* _Goal_
Every record below should be printed exactly as it appears.

Collected data entries:
↓
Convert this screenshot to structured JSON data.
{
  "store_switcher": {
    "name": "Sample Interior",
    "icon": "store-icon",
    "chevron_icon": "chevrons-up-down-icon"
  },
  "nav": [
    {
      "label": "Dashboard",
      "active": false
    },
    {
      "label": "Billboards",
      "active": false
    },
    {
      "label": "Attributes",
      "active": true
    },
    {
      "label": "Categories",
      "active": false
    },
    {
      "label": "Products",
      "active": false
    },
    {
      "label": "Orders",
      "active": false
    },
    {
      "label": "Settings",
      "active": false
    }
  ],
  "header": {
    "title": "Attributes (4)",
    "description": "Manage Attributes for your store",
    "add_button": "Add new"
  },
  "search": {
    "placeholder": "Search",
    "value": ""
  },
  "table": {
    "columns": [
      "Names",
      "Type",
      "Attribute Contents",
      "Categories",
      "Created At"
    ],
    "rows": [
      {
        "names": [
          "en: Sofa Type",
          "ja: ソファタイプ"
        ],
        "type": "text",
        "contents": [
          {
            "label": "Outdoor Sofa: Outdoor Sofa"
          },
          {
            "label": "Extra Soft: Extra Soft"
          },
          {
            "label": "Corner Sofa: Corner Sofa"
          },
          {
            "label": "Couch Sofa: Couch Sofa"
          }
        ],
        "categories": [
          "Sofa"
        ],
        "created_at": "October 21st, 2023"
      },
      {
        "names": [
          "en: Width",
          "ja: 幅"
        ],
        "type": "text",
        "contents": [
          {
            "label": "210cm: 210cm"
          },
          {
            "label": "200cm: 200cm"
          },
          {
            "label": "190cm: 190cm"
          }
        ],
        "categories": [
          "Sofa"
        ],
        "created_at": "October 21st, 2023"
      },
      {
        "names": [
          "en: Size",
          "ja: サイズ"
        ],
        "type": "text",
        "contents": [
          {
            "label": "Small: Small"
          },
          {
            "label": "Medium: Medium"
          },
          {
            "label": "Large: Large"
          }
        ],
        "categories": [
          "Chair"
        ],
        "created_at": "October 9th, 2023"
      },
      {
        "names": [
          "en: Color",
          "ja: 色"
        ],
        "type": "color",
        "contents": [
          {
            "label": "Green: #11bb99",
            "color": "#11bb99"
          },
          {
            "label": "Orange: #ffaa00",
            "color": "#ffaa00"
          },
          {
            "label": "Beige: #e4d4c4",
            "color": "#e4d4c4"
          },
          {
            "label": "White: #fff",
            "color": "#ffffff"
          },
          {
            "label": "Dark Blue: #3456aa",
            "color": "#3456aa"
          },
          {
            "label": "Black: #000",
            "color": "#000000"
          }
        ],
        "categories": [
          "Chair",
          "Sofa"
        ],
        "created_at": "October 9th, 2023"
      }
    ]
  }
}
↑
* _Response to this task_
Convert this screenshot to structured JSON data.
{
  "store_switcher": {
    "name": "Sample Interior",
    "icon": "store-icon",
    "chevron_icon": "chevrons-up-down-icon"
  },
  "nav": [
    {
      "label": "Dashboard",
      "active": false
    },
    {
      "label": "Billboards",
      "active": false
    },
    {
      "label": "Attributes",
      "active": true
    },
    {
      "label": "Categories",
      "active": false
    },
    {
      "label": "Products",
      "active": false
    },
    {
      "label": "Orders",
      "active": false
    },
    {
      "label": "Settings",
      "active": false
    }
  ],
  "header": {
    "title": "Attributes (4)",
    "description": "Manage Attributes for your store",
    "add_button": "Add new"
  },
  "search": {
    "placeholder": "Search",
    "value": ""
  },
  "table": {
    "columns": [
      "Names",
      "Type",
      "Attribute Contents",
      "Categories",
      "Created At"
    ],
    "rows": [
      {
        "names": [
          "en: Sofa Type",
          "ja: ソファタイプ"
        ],
        "type": "text",
        "contents": [
          {
            "label": "Outdoor Sofa: Outdoor Sofa"
          },
          {
            "label": "Extra Soft: Extra Soft"
          },
          {
            "label": "Corner Sofa: Corner Sofa"
          },
          {
            "label": "Couch Sofa: Couch Sofa"
          }
        ],
        "categories": [
          "Sofa"
        ],
        "created_at": "October 21st, 2023"
      },
      {
        "names": [
          "en: Width",
          "ja: 幅"
        ],
        "type": "text",
        "contents": [
          {
            "label": "210cm: 210cm"
          },
          {
            "label": "200cm: 200cm"
          },
          {
            "label": "190cm: 190cm"
          }
        ],
        "categories": [
          "Sofa"
        ],
        "created_at": "October 21st, 2023"
      },
      {
        "names": [
          "en: Size",
          "ja: サイズ"
        ],
        "type": "text",
        "contents": [
          {
            "label": "Small: Small"
          },
          {
            "label": "Medium: Medium"
          },
          {
            "label": "Large: Large"
          }
        ],
        "categories": [
          "Chair"
        ],
        "created_at": "October 9th, 2023"
      },
      {
        "names": [
          "en: Color",
          "ja: 色"
        ],
        "type": "color",
        "contents": [
          {
            "label": "Green: #11bb99",
            "color": "#11bb99"
          },
          {
            "label": "Orange: #ffaa00",
            "color": "#ffaa00"
          },
          {
            "label": "Beige: #e4d4c4",
            "color": "#e4d4c4"
          },
          {
            "label": "White: #fff",
            "color": "#ffffff"
          },
          {
            "label": "Dark Blue: #3456aa",
            "color": "#3456aa"
          },
          {
            "label": "Black: #000",
            "color": "#000000"
          }
        ],
        "categories": [
          "Chair",
          "Sofa"
        ],
        "created_at": "October 9th, 2023"
      }
    ]
  }
}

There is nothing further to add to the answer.